(Stored items)
================================
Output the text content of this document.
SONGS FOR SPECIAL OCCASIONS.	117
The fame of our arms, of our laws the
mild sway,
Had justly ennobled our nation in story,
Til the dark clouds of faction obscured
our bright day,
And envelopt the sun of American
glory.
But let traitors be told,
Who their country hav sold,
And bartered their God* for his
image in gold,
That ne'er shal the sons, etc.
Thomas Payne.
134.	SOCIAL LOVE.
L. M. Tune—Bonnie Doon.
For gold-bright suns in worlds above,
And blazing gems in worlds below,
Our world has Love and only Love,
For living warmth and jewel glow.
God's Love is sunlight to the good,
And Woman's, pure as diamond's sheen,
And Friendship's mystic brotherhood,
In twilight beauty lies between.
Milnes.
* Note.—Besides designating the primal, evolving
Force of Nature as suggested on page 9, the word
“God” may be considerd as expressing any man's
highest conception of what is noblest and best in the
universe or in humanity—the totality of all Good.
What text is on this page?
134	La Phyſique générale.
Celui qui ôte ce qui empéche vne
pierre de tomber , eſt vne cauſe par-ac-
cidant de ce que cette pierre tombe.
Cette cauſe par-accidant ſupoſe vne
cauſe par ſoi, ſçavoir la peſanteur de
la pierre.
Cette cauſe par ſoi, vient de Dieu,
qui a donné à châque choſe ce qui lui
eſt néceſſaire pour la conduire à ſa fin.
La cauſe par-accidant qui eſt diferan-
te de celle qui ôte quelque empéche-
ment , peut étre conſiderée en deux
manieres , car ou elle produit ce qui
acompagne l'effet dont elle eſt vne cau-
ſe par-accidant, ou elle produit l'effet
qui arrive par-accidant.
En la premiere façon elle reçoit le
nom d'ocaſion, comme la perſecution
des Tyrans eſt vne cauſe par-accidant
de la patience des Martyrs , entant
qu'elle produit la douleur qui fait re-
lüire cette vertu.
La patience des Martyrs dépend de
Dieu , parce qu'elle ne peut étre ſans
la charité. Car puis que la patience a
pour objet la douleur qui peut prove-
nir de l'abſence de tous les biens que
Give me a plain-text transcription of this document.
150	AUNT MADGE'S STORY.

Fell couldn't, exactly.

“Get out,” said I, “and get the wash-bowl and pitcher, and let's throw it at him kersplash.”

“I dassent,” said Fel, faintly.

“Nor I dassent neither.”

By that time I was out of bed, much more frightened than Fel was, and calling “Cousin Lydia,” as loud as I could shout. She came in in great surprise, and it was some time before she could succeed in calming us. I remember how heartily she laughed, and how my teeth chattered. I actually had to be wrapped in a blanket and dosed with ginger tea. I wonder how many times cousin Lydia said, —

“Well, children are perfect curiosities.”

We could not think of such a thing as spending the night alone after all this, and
================================
(The request): State, as a bare number, how many lines of the listing hold the word "this".

(Written reply): 4